[INSTRUCTION]: Copy out each line that includes the word "содержания".

[DATASET ENTRIES]:

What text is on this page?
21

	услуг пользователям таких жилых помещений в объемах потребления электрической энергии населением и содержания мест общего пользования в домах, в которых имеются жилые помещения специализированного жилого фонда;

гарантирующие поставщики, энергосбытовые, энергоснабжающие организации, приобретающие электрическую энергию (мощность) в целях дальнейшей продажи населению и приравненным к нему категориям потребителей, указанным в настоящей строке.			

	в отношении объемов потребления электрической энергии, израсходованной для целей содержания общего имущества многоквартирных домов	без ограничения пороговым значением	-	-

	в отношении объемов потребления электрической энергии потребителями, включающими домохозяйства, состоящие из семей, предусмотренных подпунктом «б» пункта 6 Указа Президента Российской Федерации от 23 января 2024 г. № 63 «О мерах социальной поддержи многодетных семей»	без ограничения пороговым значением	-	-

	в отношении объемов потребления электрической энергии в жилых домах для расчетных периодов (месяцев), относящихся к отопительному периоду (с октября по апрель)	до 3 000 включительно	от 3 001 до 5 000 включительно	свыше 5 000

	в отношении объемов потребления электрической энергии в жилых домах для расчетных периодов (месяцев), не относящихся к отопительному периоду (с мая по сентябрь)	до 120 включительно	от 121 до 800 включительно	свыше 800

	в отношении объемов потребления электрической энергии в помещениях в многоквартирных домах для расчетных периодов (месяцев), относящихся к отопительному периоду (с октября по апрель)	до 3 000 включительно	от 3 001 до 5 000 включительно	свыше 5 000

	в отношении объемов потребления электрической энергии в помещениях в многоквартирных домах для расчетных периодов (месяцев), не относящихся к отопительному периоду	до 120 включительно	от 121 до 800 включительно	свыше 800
==
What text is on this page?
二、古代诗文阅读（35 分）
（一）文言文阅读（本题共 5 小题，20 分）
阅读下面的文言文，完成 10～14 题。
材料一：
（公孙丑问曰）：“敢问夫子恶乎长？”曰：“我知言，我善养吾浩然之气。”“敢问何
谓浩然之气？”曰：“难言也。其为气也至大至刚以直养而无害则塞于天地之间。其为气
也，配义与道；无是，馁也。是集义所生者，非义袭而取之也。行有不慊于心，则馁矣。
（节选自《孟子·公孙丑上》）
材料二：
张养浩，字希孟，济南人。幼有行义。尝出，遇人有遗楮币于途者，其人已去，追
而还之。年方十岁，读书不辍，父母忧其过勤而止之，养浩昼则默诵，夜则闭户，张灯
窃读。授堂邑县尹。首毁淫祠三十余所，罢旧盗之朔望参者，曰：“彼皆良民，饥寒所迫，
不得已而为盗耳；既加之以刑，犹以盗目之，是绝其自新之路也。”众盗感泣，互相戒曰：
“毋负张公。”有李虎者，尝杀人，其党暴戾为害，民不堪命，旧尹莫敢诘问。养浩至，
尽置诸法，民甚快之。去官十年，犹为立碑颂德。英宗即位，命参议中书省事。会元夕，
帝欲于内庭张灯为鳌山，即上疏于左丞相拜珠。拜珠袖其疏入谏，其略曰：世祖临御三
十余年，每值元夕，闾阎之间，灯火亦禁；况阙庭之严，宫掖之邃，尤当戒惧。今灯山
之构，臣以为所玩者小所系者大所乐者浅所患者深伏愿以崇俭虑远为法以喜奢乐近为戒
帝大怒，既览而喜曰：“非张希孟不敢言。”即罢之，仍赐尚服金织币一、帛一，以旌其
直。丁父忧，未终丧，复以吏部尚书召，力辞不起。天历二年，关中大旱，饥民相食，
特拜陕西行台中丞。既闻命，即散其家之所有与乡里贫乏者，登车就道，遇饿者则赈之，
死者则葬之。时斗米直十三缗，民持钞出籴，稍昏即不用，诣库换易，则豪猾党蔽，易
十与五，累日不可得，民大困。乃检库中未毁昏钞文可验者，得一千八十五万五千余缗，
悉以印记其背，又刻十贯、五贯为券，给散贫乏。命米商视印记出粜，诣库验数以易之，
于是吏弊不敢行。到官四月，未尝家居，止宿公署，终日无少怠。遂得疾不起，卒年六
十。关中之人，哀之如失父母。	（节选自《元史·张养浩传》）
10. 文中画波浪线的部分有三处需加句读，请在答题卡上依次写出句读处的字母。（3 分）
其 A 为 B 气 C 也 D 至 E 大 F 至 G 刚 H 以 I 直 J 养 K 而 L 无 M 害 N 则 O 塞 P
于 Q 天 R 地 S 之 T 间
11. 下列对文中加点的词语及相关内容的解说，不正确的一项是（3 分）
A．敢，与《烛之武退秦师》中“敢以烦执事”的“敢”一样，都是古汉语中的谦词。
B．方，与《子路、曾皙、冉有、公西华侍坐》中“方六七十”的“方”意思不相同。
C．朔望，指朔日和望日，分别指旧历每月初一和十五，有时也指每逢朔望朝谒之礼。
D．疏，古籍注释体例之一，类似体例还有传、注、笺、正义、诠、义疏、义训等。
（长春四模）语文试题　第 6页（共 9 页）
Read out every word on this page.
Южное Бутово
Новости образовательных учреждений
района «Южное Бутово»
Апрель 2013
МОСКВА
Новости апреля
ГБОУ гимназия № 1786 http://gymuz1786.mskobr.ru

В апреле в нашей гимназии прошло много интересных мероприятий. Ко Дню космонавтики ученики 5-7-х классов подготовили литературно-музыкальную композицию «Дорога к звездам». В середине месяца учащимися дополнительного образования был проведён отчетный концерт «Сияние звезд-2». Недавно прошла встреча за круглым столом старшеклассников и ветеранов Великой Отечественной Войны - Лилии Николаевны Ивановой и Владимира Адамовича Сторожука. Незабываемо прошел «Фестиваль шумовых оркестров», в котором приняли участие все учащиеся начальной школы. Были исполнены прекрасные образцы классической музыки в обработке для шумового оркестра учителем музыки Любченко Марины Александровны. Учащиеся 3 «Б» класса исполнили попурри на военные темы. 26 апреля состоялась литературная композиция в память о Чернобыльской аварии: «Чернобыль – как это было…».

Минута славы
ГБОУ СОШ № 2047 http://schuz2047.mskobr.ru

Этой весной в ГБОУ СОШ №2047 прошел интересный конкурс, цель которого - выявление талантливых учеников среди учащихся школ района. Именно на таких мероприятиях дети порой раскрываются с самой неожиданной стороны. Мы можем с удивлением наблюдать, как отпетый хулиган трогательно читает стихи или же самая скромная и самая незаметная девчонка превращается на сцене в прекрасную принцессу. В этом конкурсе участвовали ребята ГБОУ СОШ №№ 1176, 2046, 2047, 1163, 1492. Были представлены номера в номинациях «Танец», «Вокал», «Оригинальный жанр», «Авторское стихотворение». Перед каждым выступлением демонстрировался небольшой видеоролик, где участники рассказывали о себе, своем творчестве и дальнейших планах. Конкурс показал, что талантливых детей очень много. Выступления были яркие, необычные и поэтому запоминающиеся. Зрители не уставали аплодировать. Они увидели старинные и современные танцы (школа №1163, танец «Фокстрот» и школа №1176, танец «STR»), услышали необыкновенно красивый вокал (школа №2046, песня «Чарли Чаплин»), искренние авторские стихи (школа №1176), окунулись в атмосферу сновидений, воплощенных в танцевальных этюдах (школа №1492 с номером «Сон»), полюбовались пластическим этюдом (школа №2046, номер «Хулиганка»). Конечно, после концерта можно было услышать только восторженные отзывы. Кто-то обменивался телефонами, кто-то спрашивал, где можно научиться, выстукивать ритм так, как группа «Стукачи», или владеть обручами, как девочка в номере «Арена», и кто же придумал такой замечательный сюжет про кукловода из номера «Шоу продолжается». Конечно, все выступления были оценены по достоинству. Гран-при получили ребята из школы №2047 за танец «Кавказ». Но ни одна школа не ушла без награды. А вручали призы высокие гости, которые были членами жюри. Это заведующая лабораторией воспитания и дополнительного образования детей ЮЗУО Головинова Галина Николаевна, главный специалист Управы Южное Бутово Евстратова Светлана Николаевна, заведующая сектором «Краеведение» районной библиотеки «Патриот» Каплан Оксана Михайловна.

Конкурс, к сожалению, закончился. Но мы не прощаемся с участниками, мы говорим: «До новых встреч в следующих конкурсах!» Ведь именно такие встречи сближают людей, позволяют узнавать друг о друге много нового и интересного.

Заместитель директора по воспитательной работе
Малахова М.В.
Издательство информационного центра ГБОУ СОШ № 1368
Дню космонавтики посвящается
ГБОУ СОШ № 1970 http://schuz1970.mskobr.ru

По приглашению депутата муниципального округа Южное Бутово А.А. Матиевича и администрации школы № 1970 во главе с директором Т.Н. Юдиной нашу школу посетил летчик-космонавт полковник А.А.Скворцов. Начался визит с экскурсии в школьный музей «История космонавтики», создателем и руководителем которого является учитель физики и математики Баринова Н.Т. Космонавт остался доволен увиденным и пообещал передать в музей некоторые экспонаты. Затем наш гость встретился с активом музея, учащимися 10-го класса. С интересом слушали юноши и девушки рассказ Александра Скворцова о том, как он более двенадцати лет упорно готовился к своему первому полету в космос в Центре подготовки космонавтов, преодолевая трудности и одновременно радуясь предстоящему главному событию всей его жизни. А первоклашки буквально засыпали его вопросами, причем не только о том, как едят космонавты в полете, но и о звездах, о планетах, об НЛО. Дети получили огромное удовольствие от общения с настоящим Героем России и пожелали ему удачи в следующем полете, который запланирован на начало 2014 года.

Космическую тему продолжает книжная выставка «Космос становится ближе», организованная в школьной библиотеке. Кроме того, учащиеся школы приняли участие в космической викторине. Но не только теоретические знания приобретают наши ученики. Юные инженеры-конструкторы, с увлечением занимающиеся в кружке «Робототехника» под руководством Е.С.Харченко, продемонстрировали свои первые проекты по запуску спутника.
--
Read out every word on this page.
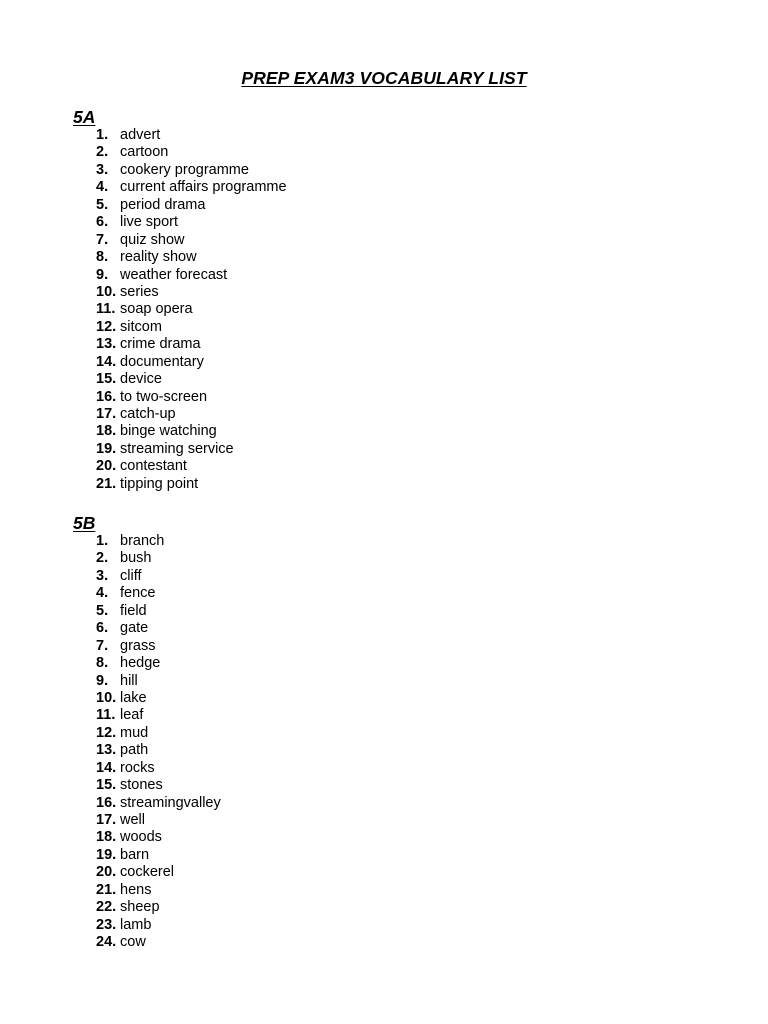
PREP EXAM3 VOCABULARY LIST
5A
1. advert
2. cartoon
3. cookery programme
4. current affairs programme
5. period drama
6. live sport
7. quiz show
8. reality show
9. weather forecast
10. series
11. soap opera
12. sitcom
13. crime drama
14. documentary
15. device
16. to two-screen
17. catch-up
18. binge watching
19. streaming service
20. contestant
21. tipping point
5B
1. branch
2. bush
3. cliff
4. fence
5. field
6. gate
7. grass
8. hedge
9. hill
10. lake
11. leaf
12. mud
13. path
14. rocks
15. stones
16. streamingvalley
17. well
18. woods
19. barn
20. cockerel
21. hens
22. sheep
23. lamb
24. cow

[RESULT FOR THIS TASK]:
	услуг пользователям таких жилых помещений в объемах потребления электрической энергии населением и содержания мест общего пользования в домах, в которых имеются жилые помещения специализированного жилого фонда;
	в отношении объемов потребления электрической энергии, израсходованной для целей содержания общего имущества многоквартирных домов	без ограничения пороговым значением	-	-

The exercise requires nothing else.